Collection entries
##########
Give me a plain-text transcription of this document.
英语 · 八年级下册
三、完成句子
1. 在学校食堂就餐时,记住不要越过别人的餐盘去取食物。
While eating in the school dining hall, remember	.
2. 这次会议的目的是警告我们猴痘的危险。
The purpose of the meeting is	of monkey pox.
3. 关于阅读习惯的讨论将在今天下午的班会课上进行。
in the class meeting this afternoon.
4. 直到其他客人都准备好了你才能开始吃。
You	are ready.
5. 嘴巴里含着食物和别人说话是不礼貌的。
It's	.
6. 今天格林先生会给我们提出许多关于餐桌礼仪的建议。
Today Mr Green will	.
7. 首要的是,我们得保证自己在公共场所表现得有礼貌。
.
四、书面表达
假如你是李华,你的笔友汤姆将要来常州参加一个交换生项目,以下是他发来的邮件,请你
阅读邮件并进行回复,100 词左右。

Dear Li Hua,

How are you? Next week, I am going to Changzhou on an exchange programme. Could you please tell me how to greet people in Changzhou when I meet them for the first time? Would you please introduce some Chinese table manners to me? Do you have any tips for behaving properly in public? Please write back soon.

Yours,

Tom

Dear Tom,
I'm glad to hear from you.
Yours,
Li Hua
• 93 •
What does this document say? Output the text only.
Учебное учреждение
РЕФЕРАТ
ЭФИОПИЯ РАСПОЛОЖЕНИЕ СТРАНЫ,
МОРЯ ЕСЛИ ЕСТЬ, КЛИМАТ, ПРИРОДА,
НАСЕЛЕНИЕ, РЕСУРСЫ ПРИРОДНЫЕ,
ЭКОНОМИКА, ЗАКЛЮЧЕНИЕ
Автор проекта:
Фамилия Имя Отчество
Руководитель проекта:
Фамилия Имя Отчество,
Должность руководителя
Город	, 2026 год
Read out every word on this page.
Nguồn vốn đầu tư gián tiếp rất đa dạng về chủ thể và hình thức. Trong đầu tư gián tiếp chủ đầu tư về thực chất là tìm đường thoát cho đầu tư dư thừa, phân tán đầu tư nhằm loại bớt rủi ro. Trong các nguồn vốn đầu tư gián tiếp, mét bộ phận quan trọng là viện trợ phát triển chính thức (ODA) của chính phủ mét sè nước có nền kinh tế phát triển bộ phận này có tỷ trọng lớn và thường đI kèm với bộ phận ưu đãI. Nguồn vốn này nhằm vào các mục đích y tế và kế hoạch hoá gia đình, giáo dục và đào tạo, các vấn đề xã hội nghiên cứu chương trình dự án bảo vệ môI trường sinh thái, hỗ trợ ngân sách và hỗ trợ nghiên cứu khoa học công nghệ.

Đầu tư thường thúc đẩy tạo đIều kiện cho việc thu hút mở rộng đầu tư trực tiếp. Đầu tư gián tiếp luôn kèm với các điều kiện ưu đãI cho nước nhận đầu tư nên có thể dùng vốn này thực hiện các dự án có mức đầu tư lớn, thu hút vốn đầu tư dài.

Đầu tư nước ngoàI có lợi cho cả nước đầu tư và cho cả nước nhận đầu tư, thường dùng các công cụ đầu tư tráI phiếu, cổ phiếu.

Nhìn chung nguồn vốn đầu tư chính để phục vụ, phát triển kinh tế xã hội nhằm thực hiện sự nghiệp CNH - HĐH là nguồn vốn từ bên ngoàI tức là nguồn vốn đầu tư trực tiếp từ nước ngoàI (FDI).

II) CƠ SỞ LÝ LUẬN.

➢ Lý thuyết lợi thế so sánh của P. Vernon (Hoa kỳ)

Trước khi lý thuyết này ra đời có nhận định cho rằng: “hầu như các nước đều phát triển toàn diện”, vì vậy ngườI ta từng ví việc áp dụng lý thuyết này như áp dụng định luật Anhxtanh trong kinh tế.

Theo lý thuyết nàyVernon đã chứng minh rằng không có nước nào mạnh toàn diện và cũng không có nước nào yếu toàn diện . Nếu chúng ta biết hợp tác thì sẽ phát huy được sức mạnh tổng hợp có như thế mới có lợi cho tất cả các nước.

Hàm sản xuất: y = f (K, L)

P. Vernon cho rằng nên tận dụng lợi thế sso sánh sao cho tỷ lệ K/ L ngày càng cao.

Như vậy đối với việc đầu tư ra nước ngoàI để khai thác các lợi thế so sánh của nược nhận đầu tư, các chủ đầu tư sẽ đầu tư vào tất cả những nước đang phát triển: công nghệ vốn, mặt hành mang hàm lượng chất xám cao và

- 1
##########
Quote verbatim the line containing "Read out every word on this page." and every line after it through the end of the records above.

Read out every word on this page.
Nguồn vốn đầu tư gián tiếp rất đa dạng về chủ thể và hình thức. Trong đầu tư gián tiếp chủ đầu tư về thực chất là tìm đường thoát cho đầu tư dư thừa, phân tán đầu tư nhằm loại bớt rủi ro. Trong các nguồn vốn đầu tư gián tiếp, mét bộ phận quan trọng là viện trợ phát triển chính thức (ODA) của chính phủ mét sè nước có nền kinh tế phát triển bộ phận này có tỷ trọng lớn và thường đI kèm với bộ phận ưu đãI. Nguồn vốn này nhằm vào các mục đích y tế và kế hoạch hoá gia đình, giáo dục và đào tạo, các vấn đề xã hội nghiên cứu chương trình dự án bảo vệ môI trường sinh thái, hỗ trợ ngân sách và hỗ trợ nghiên cứu khoa học công nghệ.

Đầu tư thường thúc đẩy tạo đIều kiện cho việc thu hút mở rộng đầu tư trực tiếp. Đầu tư gián tiếp luôn kèm với các điều kiện ưu đãI cho nước nhận đầu tư nên có thể dùng vốn này thực hiện các dự án có mức đầu tư lớn, thu hút vốn đầu tư dài.

Đầu tư nước ngoàI có lợi cho cả nước đầu tư và cho cả nước nhận đầu tư, thường dùng các công cụ đầu tư tráI phiếu, cổ phiếu.

Nhìn chung nguồn vốn đầu tư chính để phục vụ, phát triển kinh tế xã hội nhằm thực hiện sự nghiệp CNH - HĐH là nguồn vốn từ bên ngoàI tức là nguồn vốn đầu tư trực tiếp từ nước ngoàI (FDI).

II) CƠ SỞ LÝ LUẬN.

➢ Lý thuyết lợi thế so sánh của P. Vernon (Hoa kỳ)

Trước khi lý thuyết này ra đời có nhận định cho rằng: “hầu như các nước đều phát triển toàn diện”, vì vậy ngườI ta từng ví việc áp dụng lý thuyết này như áp dụng định luật Anhxtanh trong kinh tế.

Theo lý thuyết nàyVernon đã chứng minh rằng không có nước nào mạnh toàn diện và cũng không có nước nào yếu toàn diện . Nếu chúng ta biết hợp tác thì sẽ phát huy được sức mạnh tổng hợp có như thế mới có lợi cho tất cả các nước.

Hàm sản xuất: y = f (K, L)

P. Vernon cho rằng nên tận dụng lợi thế sso sánh sao cho tỷ lệ K/ L ngày càng cao.

Như vậy đối với việc đầu tư ra nước ngoàI để khai thác các lợi thế so sánh của nược nhận đầu tư, các chủ đầu tư sẽ đầu tư vào tất cả những nước đang phát triển: công nghệ vốn, mặt hành mang hàm lượng chất xám cao và

- 1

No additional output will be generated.